— Start —

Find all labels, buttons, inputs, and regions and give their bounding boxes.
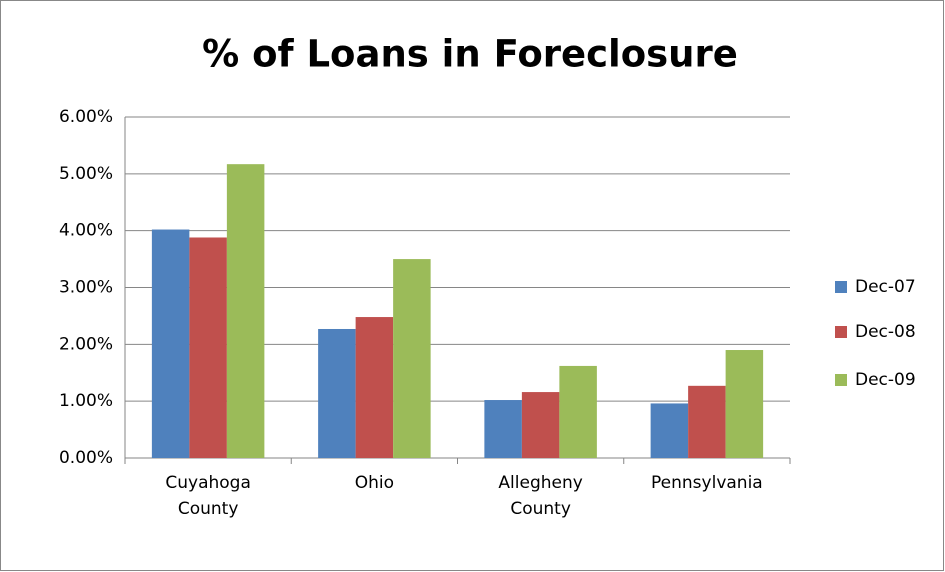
bar [521, 392, 560, 458]
x-tick-label: Cuyahoga County [165, 473, 251, 519]
legend-label: Dec-08 [855, 322, 916, 342]
bar [393, 259, 431, 458]
bar [318, 328, 356, 458]
x-tick-label: Ohio [354, 473, 395, 493]
bar [189, 237, 227, 458]
legend-label: Dec-07 [855, 277, 916, 297]
bar [484, 400, 522, 458]
y-tick-label: 5.00% [59, 164, 113, 184]
legend-swatch [835, 281, 847, 293]
x-tick-label: Pennsylvania [651, 473, 763, 493]
bar [725, 350, 764, 458]
y-tick-label: 1.00% [59, 391, 113, 411]
y-tick-label: 6.00% [59, 107, 113, 127]
legend-swatch [835, 374, 847, 386]
legend-label: Dec-09 [855, 370, 916, 390]
y-tick-label: 2.00% [59, 334, 113, 354]
bar [559, 365, 597, 458]
bar [226, 164, 265, 458]
bar [688, 385, 726, 458]
y-tick-label: 3.00% [59, 278, 113, 298]
y-tick-label: 0.00% [59, 448, 113, 468]
bar [650, 403, 689, 458]
bar [355, 317, 394, 458]
legend-swatch [835, 326, 847, 338]
chart-title: % of Loans in Foreclosure [202, 33, 738, 76]
y-tick-label: 4.00% [59, 221, 113, 241]
x-tick-label: Allegheny County [498, 473, 583, 519]
bar [151, 229, 190, 458]
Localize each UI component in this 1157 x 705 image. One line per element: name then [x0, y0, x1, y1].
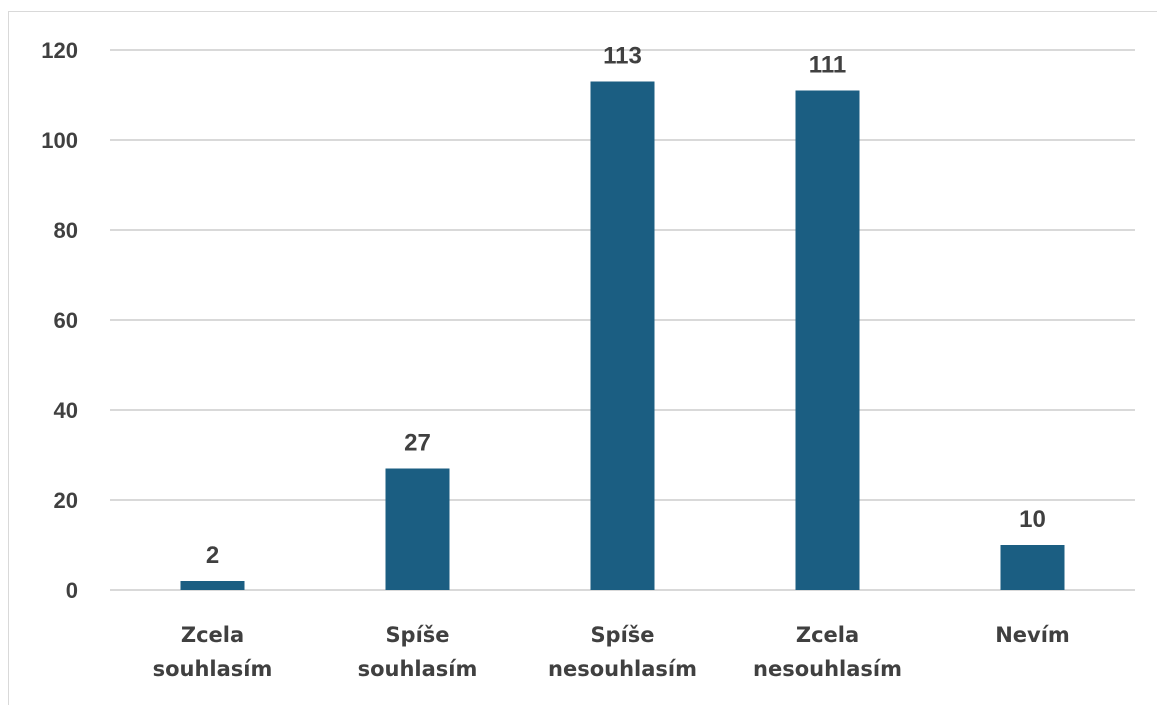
x-category-label: Spíše [385, 623, 449, 647]
bars [180, 81, 1065, 590]
x-category-label: souhlasím [153, 657, 273, 681]
x-category-label: nesouhlasím [753, 657, 902, 681]
x-axis-category-labels: Zcela souhlasím Spíše souhlasím Spíše nesouhl… [153, 623, 1070, 681]
y-tick-label: 60 [54, 308, 78, 333]
data-label: 10 [1019, 506, 1046, 533]
bar [1000, 545, 1065, 590]
x-category-label: nesouhlasím [548, 657, 697, 681]
y-axis-tick-labels: 0 20 40 60 80 100 120 [41, 38, 78, 603]
x-category-label: Spíše [590, 623, 654, 647]
bar [795, 90, 860, 590]
x-category-label: souhlasím [358, 657, 478, 681]
bar [180, 581, 245, 590]
y-tick-label: 40 [54, 398, 78, 423]
data-labels: 2 27 113 111 10 [206, 43, 1046, 570]
data-label: 111 [809, 52, 846, 79]
data-label: 27 [404, 430, 431, 457]
y-tick-label: 100 [41, 128, 78, 153]
bar [385, 468, 450, 590]
bar [590, 81, 655, 590]
y-tick-label: 20 [54, 488, 78, 513]
y-tick-label: 80 [54, 218, 78, 243]
y-tick-label: 120 [41, 38, 78, 63]
data-label: 2 [206, 542, 219, 569]
data-label: 113 [603, 43, 642, 70]
x-category-label: Zcela [181, 623, 244, 647]
x-category-label: Nevím [995, 623, 1070, 647]
x-category-label: Zcela [796, 623, 859, 647]
y-tick-label: 0 [66, 578, 78, 603]
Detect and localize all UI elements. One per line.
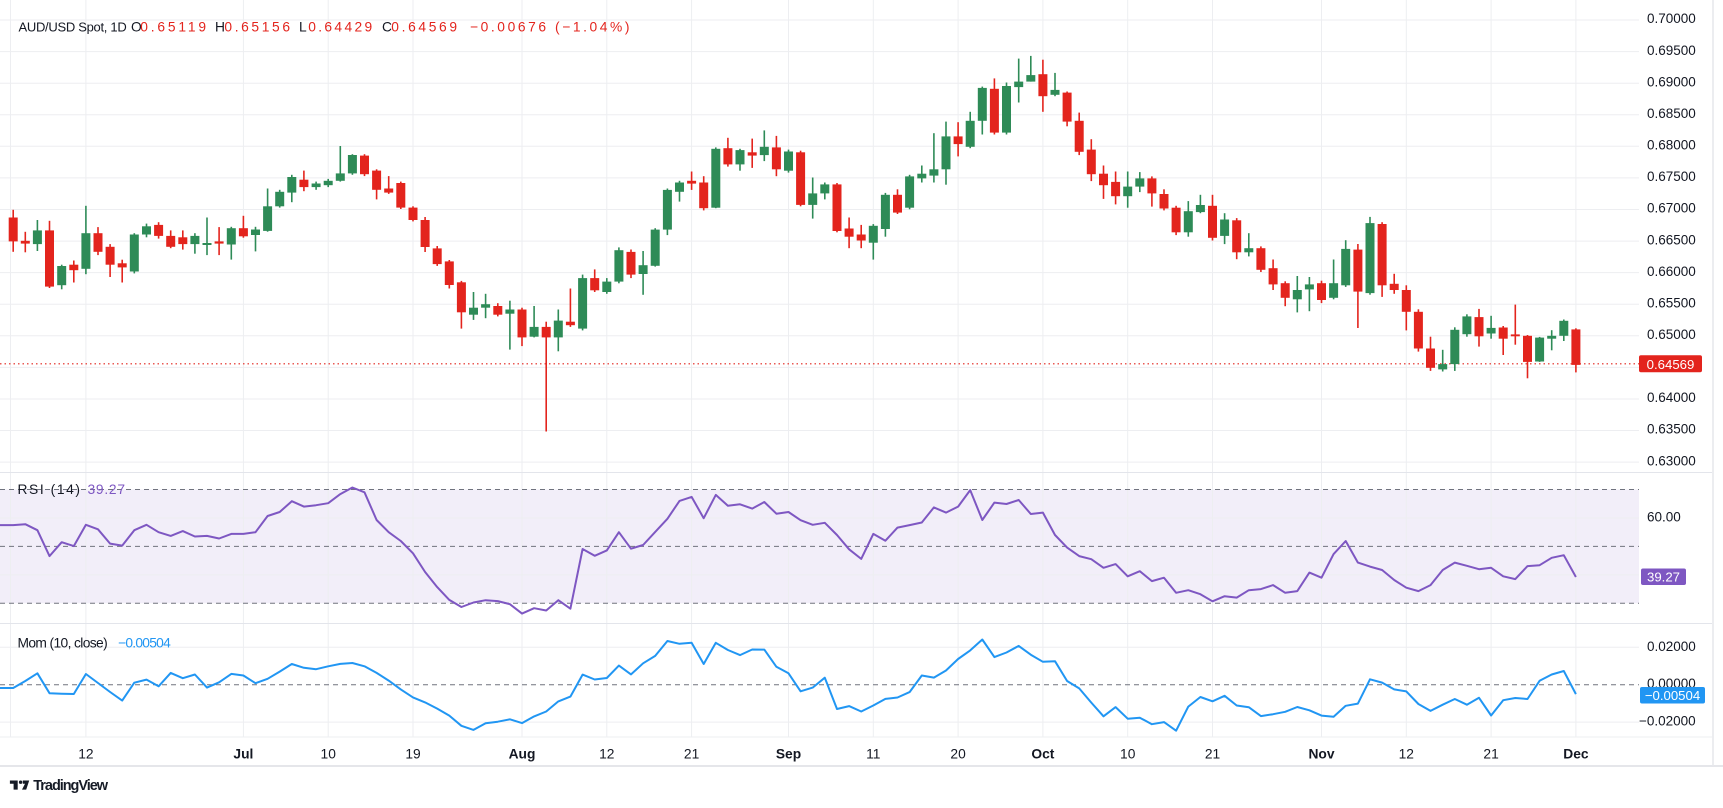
svg-text:60.00: 60.00 (1647, 510, 1681, 525)
svg-text:0.63000: 0.63000 (1647, 453, 1696, 468)
svg-text:0.64000: 0.64000 (1647, 390, 1696, 405)
svg-text:−0.00504: −0.00504 (1645, 688, 1700, 703)
svg-text:0.69500: 0.69500 (1647, 43, 1696, 58)
svg-text:O: O (131, 20, 142, 35)
svg-text:Mom (10, close): Mom (10, close) (18, 636, 108, 651)
svg-text:TradingView: TradingView (33, 778, 108, 794)
svg-text:Dec: Dec (1563, 747, 1589, 762)
svg-text:Jul: Jul (233, 747, 253, 762)
svg-text:20: 20 (950, 747, 966, 762)
svg-text:0.64429: 0.64429 (308, 20, 372, 35)
svg-text:19: 19 (405, 747, 421, 762)
svg-text:21: 21 (684, 747, 699, 762)
svg-text:0.68500: 0.68500 (1647, 106, 1696, 121)
svg-text:12: 12 (599, 747, 614, 762)
svg-text:L: L (299, 20, 307, 35)
svg-text:Aug: Aug (509, 747, 536, 762)
svg-text:−0.00676 (−1.04%): −0.00676 (−1.04%) (470, 20, 630, 35)
svg-text:0.68000: 0.68000 (1647, 138, 1696, 153)
svg-text:0.63500: 0.63500 (1647, 422, 1696, 437)
svg-text:0.65119: 0.65119 (140, 20, 206, 35)
svg-text:21: 21 (1205, 747, 1220, 762)
svg-text:0.02000: 0.02000 (1647, 639, 1696, 654)
svg-text:H: H (215, 20, 225, 35)
svg-text:0.66000: 0.66000 (1647, 264, 1696, 279)
svg-text:10: 10 (321, 747, 337, 762)
svg-text:12: 12 (1399, 747, 1414, 762)
svg-text:0.64569: 0.64569 (1647, 357, 1695, 372)
svg-text:Oct: Oct (1031, 747, 1054, 762)
svg-text:−0.00504: −0.00504 (118, 636, 171, 651)
svg-text:0.64569: 0.64569 (391, 20, 457, 35)
svg-text:0.67000: 0.67000 (1647, 201, 1696, 216)
svg-text:39.27: 39.27 (88, 482, 126, 497)
svg-text:12: 12 (78, 747, 93, 762)
svg-text:0.66500: 0.66500 (1647, 232, 1696, 247)
svg-text:0.70000: 0.70000 (1647, 11, 1696, 26)
svg-text:0.67500: 0.67500 (1647, 169, 1696, 184)
svg-text:RSI (14): RSI (14) (18, 482, 81, 497)
svg-text:Nov: Nov (1308, 747, 1334, 762)
svg-text:39.27: 39.27 (1647, 570, 1680, 585)
svg-text:Sep: Sep (776, 747, 801, 762)
svg-text:0.69000: 0.69000 (1647, 74, 1696, 89)
svg-text:AUD/USD Spot, 1D: AUD/USD Spot, 1D (19, 20, 127, 35)
svg-text:0.65156: 0.65156 (224, 20, 290, 35)
svg-text:C: C (382, 20, 392, 35)
svg-text:0.65000: 0.65000 (1647, 327, 1696, 342)
svg-text:10: 10 (1120, 747, 1136, 762)
svg-text:21: 21 (1483, 747, 1498, 762)
svg-text:−0.02000: −0.02000 (1639, 714, 1696, 729)
svg-text:0.65500: 0.65500 (1647, 295, 1696, 310)
svg-text:11: 11 (866, 747, 880, 762)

— End —

[Required work]
Convert every line of the listing above into a Markdown table with the columns "No." and "Entry". Give each line its own row with a running row number, and leave out blank lines and the picture lines.

[Solved exercise]
| No. | Entry |
|---|---|
| 1 | Find all labels, buttons, inputs, and regions and give their bounding boxes. |
| 2 | bar [521, 392, 560, 458] |
| 3 | x-tick-label: Cuyahoga County [165, 473, 251, 519] |
| 4 | legend-label: Dec-08 [855, 322, 916, 342] |
| 5 | bar [393, 259, 431, 458] |
| 6 | bar [318, 328, 356, 458] |
| 7 | x-tick-label: Ohio [354, 473, 395, 493] |
| 8 | bar [189, 237, 227, 458] |
| 9 | legend-label: Dec-07 [855, 277, 916, 297] |
| 10 | bar [484, 400, 522, 458] |
| 11 | y-tick-label: 5.00% [59, 164, 113, 184] |
| 12 | legend-swatch [835, 281, 847, 293] |
| 13 | x-tick-label: Pennsylvania [651, 473, 763, 493] |
| 14 | bar [725, 350, 764, 458] |
| 15 | y-tick-label: 1.00% [59, 391, 113, 411] |
| 16 | y-tick-label: 6.00% [59, 107, 113, 127] |
| 17 | legend-swatch [835, 374, 847, 386] |
| 18 | legend-label: Dec-09 [855, 370, 916, 390] |
| 19 | y-tick-label: 2.00% [59, 334, 113, 354] |
| 20 | bar [559, 365, 597, 458] |
| 21 | bar [226, 164, 265, 458] |
| 22 | bar [688, 385, 726, 458] |
| 23 | y-tick-label: 3.00% [59, 278, 113, 298] |
| 24 | y-tick-label: 0.00% [59, 448, 113, 468] |
| 25 | bar [650, 403, 689, 458] |
| 26 | bar [355, 317, 394, 458] |
| 27 | legend-swatch [835, 326, 847, 338] |
| 28 | chart-title: % of Loans in Foreclosure [202, 33, 738, 76] |
| 29 | y-tick-label: 4.00% [59, 221, 113, 241] |
| 30 | x-tick-label: Allegheny County [498, 473, 583, 519] |
| 31 | bar [151, 229, 190, 458] |
| 32 | Localize each UI component in this 1157 x 705 image. One line per element: name then [x0, y0, x1, y1]. |
| 33 | x-category-label: Spíše [385, 623, 449, 647] |
| 34 | bars [180, 81, 1065, 590] |
| 35 | x-category-label: souhlasím [153, 657, 273, 681] |
| 36 | x-category-label: nesouhlasím [753, 657, 902, 681] |
| 37 | x-axis-category-labels: Zcela souhlasím Spíše souhlasím Spíše nesouhl… [153, 623, 1070, 681] |
| 38 | y-tick-label: 60 [54, 308, 78, 333] |
| 39 | data-label: 10 [1019, 506, 1046, 533] |
| 40 | bar [1000, 545, 1065, 590] |
| 41 | x-category-label: nesouhlasím [548, 657, 697, 681] |
| 42 | y-axis-tick-labels: 0 20 40 60 80 100 120 [41, 38, 78, 603] |
| 43 | x-category-label: Spíše [590, 623, 654, 647] |
| 44 | bar [795, 90, 860, 590] |
| 45 | x-category-label: souhlasím [358, 657, 478, 681] |
| 46 | bar [180, 581, 245, 590] |
| 47 | y-tick-label: 40 [54, 398, 78, 423] |
| 48 | data-labels: 2 27 113 111 10 [206, 43, 1046, 570] |
| 49 | data-label: 111 [809, 52, 846, 79] |
| 50 | data-label: 27 [404, 430, 431, 457] |
| 51 | y-tick-label: 100 [41, 128, 78, 153] |
| 52 | bar [385, 468, 450, 590] |
| 53 | bar [590, 81, 655, 590] |
| 54 | y-tick-label: 20 [54, 488, 78, 513] |
| 55 | y-tick-label: 80 [54, 218, 78, 243] |
| 56 | y-tick-label: 120 [41, 38, 78, 63] |
| 57 | data-label: 2 [206, 542, 219, 569] |
| 58 | data-label: 113 [603, 43, 642, 70] |
| 59 | x-category-label: Zcela [181, 623, 244, 647] |
| 60 | x-category-label: Nevím [995, 623, 1070, 647] |
| 61 | x-category-label: Zcela [796, 623, 859, 647] |
| 62 | y-tick-label: 0 [66, 578, 78, 603] |
| 63 | Detect and localize all UI elements. One per line. |
| 64 | svg-text:60.00: 60.00 (1647, 510, 1681, 525) |
| 65 | svg-text:0.63000: 0.63000 (1647, 453, 1696, 468) |
| 66 | svg-text:0.64000: 0.64000 (1647, 390, 1696, 405) |
| 67 | svg-text:−0.00504: −0.00504 (1645, 688, 1700, 703) |
| 68 | svg-text:0.69500: 0.69500 (1647, 43, 1696, 58) |
| 69 | svg-text:O: O (131, 20, 142, 35) |
| 70 | svg-text:Mom (10, close): Mom (10, close) (18, 636, 108, 651) |
| 71 | svg-text:TradingView: TradingView (33, 778, 108, 794) |
| 72 | svg-text:Dec: Dec (1563, 747, 1589, 762) |
| 73 | svg-text:Jul: Jul (233, 747, 253, 762) |
| 74 | svg-text:20: 20 (950, 747, 966, 762) |
| 75 | svg-text:0.64429: 0.64429 (308, 20, 372, 35) |
| 76 | svg-text:19: 19 (405, 747, 421, 762) |
| 77 | svg-text:21: 21 (684, 747, 699, 762) |
| 78 | svg-text:0.68500: 0.68500 (1647, 106, 1696, 121) |
| 79 | svg-text:12: 12 (599, 747, 614, 762) |
| 80 | svg-text:L: L (299, 20, 307, 35) |
| 81 | svg-text:Aug: Aug (509, 747, 536, 762) |
| 82 | svg-text:−0.00676 (−1.04%): −0.00676 (−1.04%) (470, 20, 630, 35) |
| 83 | svg-text:0.68000: 0.68000 (1647, 138, 1696, 153) |
| 84 | svg-text:0.63500: 0.63500 (1647, 422, 1696, 437) |
| 85 | svg-text:0.65119: 0.65119 (140, 20, 206, 35) |
| 86 | svg-text:21: 21 (1205, 747, 1220, 762) |
| 87 | svg-text:0.02000: 0.02000 (1647, 639, 1696, 654) |
| 88 | svg-text:H: H (215, 20, 225, 35) |
| 89 | svg-text:0.66000: 0.66000 (1647, 264, 1696, 279) |
| 90 | svg-text:10: 10 (321, 747, 337, 762) |
| 91 | svg-text:12: 12 (1399, 747, 1414, 762) |
| 92 | svg-text:0.64569: 0.64569 (1647, 357, 1695, 372) |
| 93 | svg-text:Oct: Oct (1031, 747, 1054, 762) |
| 94 | svg-text:−0.00504: −0.00504 (118, 636, 171, 651) |
| 95 | svg-text:0.64569: 0.64569 (391, 20, 457, 35) |
| 96 | svg-text:0.67000: 0.67000 (1647, 201, 1696, 216) |
| 97 | svg-text:39.27: 39.27 (88, 482, 126, 497) |
| 98 | svg-text:12: 12 (78, 747, 93, 762) |
| 99 | svg-text:0.66500: 0.66500 (1647, 232, 1696, 247) |
| 100 | svg-text:0.70000: 0.70000 (1647, 11, 1696, 26) |
| 101 | svg-text:0.67500: 0.67500 (1647, 169, 1696, 184) |
| 102 | svg-text:RSI (14): RSI (14) (18, 482, 81, 497) |
| 103 | svg-text:Nov: Nov (1308, 747, 1334, 762) |
| 104 | svg-text:39.27: 39.27 (1647, 570, 1680, 585) |
| 105 | svg-text:Sep: Sep (776, 747, 801, 762) |
| 106 | svg-text:0.69000: 0.69000 (1647, 74, 1696, 89) |
| 107 | svg-text:AUD/USD Spot, 1D: AUD/USD Spot, 1D (19, 20, 127, 35) |
| 108 | svg-text:0.65156: 0.65156 (224, 20, 290, 35) |
| 109 | svg-text:C: C (382, 20, 392, 35) |
| 110 | svg-text:0.65000: 0.65000 (1647, 327, 1696, 342) |
| 111 | svg-text:10: 10 (1120, 747, 1136, 762) |
| 112 | svg-text:21: 21 (1483, 747, 1498, 762) |
| 113 | svg-text:−0.02000: −0.02000 (1639, 714, 1696, 729) |
| 114 | svg-text:0.65500: 0.65500 (1647, 295, 1696, 310) |
| 115 | svg-text:11: 11 (866, 747, 880, 762) |